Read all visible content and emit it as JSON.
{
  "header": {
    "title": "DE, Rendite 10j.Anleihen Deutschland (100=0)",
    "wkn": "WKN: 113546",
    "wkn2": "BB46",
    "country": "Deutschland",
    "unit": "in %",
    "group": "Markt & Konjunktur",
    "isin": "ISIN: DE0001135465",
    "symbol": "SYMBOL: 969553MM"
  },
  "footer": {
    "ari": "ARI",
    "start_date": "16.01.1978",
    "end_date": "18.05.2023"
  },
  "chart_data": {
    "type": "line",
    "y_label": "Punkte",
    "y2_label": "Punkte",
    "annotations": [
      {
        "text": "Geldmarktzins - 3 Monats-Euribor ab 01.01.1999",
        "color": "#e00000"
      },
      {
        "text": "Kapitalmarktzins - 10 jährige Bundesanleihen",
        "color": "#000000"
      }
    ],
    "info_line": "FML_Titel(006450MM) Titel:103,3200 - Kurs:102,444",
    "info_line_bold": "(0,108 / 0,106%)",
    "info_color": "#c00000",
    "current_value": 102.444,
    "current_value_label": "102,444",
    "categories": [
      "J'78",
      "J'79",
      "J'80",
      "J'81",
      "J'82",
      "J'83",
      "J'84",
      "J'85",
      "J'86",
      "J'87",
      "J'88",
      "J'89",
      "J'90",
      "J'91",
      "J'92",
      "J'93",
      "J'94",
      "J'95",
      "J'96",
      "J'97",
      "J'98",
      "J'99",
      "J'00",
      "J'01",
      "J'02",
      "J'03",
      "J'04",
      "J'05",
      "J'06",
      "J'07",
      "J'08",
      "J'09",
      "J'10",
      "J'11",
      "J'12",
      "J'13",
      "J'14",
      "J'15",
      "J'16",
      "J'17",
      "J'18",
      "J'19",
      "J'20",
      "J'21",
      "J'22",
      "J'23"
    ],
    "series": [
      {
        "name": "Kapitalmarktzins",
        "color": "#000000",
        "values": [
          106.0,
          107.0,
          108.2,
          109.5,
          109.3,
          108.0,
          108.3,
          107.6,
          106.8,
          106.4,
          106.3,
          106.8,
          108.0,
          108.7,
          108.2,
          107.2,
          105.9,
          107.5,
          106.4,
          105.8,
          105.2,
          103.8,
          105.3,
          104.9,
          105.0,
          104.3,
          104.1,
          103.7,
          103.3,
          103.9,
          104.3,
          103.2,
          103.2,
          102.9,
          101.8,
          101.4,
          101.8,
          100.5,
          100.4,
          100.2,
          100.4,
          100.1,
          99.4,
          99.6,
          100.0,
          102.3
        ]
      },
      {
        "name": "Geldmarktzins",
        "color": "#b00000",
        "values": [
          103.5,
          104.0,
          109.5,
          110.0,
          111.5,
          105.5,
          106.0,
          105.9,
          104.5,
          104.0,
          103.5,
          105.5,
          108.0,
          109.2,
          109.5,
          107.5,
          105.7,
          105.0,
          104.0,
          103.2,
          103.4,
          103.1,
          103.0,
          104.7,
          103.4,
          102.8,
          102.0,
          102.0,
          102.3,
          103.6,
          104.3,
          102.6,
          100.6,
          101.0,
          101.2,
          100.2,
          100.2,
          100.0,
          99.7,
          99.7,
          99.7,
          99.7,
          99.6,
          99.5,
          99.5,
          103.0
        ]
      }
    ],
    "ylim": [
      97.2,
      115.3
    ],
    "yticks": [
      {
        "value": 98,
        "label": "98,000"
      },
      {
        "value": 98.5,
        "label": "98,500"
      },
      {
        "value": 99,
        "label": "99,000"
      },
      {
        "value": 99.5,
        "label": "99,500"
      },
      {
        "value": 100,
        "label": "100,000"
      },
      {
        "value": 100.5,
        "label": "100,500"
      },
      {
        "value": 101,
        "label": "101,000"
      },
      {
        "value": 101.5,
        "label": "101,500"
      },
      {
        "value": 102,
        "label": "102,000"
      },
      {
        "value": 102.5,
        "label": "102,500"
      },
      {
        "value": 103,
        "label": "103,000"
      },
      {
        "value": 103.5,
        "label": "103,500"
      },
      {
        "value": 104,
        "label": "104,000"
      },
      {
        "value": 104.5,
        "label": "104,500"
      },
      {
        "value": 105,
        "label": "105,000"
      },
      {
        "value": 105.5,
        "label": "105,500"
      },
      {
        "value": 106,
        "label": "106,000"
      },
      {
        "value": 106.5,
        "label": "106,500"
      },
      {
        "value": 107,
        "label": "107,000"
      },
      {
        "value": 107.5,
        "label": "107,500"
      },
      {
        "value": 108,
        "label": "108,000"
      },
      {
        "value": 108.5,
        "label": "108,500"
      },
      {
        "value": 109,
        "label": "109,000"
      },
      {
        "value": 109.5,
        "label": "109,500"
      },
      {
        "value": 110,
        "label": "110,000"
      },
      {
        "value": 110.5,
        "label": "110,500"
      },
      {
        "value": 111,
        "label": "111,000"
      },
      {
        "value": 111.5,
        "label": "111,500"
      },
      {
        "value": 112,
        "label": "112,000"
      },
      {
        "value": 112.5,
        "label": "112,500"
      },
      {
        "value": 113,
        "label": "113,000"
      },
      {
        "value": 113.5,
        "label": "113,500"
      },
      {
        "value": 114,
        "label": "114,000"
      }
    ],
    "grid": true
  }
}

===

--- TASK OBJECTIVE ---
Each record must be repeated exactly as it is.

--- OUTPUT ---
Read all visible content and emit it as JSON.
{
  "header": {
    "title": "DE, Rendite 10j.Anleihen Deutschland (100=0)",
    "wkn": "WKN: 113546",
    "wkn2": "BB46",
    "country": "Deutschland",
    "unit": "in %",
    "group": "Markt & Konjunktur",
    "isin": "ISIN: DE0001135465",
    "symbol": "SYMBOL: 969553MM"
  },
  "footer": {
    "ari": "ARI",
    "start_date": "16.01.1978",
    "end_date": "18.05.2023"
  },
  "chart_data": {
    "type": "line",
    "y_label": "Punkte",
    "y2_label": "Punkte",
    "annotations": [
      {
        "text": "Geldmarktzins - 3 Monats-Euribor ab 01.01.1999",
        "color": "#e00000"
      },
      {
        "text": "Kapitalmarktzins - 10 jährige Bundesanleihen",
        "color": "#000000"
      }
    ],
    "info_line": "FML_Titel(006450MM) Titel:103,3200 - Kurs:102,444",
    "info_line_bold": "(0,108 / 0,106%)",
    "info_color": "#c00000",
    "current_value": 102.444,
    "current_value_label": "102,444",
    "categories": [
      "J'78",
      "J'79",
      "J'80",
      "J'81",
      "J'82",
      "J'83",
      "J'84",
      "J'85",
      "J'86",
      "J'87",
      "J'88",
      "J'89",
      "J'90",
      "J'91",
      "J'92",
      "J'93",
      "J'94",
      "J'95",
      "J'96",
      "J'97",
      "J'98",
      "J'99",
      "J'00",
      "J'01",
      "J'02",
      "J'03",
      "J'04",
      "J'05",
      "J'06",
      "J'07",
      "J'08",
      "J'09",
      "J'10",
      "J'11",
      "J'12",
      "J'13",
      "J'14",
      "J'15",
      "J'16",
      "J'17",
      "J'18",
      "J'19",
      "J'20",
      "J'21",
      "J'22",
      "J'23"
    ],
    "series": [
      {
        "name": "Kapitalmarktzins",
        "color": "#000000",
        "values": [
          106.0,
          107.0,
          108.2,
          109.5,
          109.3,
          108.0,
          108.3,
          107.6,
          106.8,
          106.4,
          106.3,
          106.8,
          108.0,
          108.7,
          108.2,
          107.2,
          105.9,
          107.5,
          106.4,
          105.8,
          105.2,
          103.8,
          105.3,
          104.9,
          105.0,
          104.3,
          104.1,
          103.7,
          103.3,
          103.9,
          104.3,
          103.2,
          103.2,
          102.9,
          101.8,
          101.4,
          101.8,
          100.5,
          100.4,
          100.2,
          100.4,
          100.1,
          99.4,
          99.6,
          100.0,
          102.3
        ]
      },
      {
        "name": "Geldmarktzins",
        "color": "#b00000",
        "values": [
          103.5,
          104.0,
          109.5,
          110.0,
          111.5,
          105.5,
          106.0,
          105.9,
          104.5,
          104.0,
          103.5,
          105.5,
          108.0,
          109.2,
          109.5,
          107.5,
          105.7,
          105.0,
          104.0,
          103.2,
          103.4,
          103.1,
          103.0,
          104.7,
          103.4,
          102.8,
          102.0,
          102.0,
          102.3,
          103.6,
          104.3,
          102.6,
          100.6,
          101.0,
          101.2,
          100.2,
          100.2,
          100.0,
          99.7,
          99.7,
          99.7,
          99.7,
          99.6,
          99.5,
          99.5,
          103.0
        ]
      }
    ],
    "ylim": [
      97.2,
      115.3
    ],
    "yticks": [
      {
        "value": 98,
        "label": "98,000"
      },
      {
        "value": 98.5,
        "label": "98,500"
      },
      {
        "value": 99,
        "label": "99,000"
      },
      {
        "value": 99.5,
        "label": "99,500"
      },
      {
        "value": 100,
        "label": "100,000"
      },
      {
        "value": 100.5,
        "label": "100,500"
      },
      {
        "value": 101,
        "label": "101,000"
      },
      {
        "value": 101.5,
        "label": "101,500"
      },
      {
        "value": 102,
        "label": "102,000"
      },
      {
        "value": 102.5,
        "label": "102,500"
      },
      {
        "value": 103,
        "label": "103,000"
      },
      {
        "value": 103.5,
        "label": "103,500"
      },
      {
        "value": 104,
        "label": "104,000"
      },
      {
        "value": 104.5,
        "label": "104,500"
      },
      {
        "value": 105,
        "label": "105,000"
      },
      {
        "value": 105.5,
        "label": "105,500"
      },
      {
        "value": 106,
        "label": "106,000"
      },
      {
        "value": 106.5,
        "label": "106,500"
      },
      {
        "value": 107,
        "label": "107,000"
      },
      {
        "value": 107.5,
        "label": "107,500"
      },
      {
        "value": 108,
        "label": "108,000"
      },
      {
        "value": 108.5,
        "label": "108,500"
      },
      {
        "value": 109,
        "label": "109,000"
      },
      {
        "value": 109.5,
        "label": "109,500"
      },
      {
        "value": 110,
        "label": "110,000"
      },
      {
        "value": 110.5,
        "label": "110,500"
      },
      {
        "value": 111,
        "label": "111,000"
      },
      {
        "value": 111.5,
        "label": "111,500"
      },
      {
        "value": 112,
        "label": "112,000"
      },
      {
        "value": 112.5,
        "label": "112,500"
      },
      {
        "value": 113,
        "label": "113,000"
      },
      {
        "value": 113.5,
        "label": "113,500"
      },
      {
        "value": 114,
        "label": "114,000"
      }
    ],
    "grid": true
  }
}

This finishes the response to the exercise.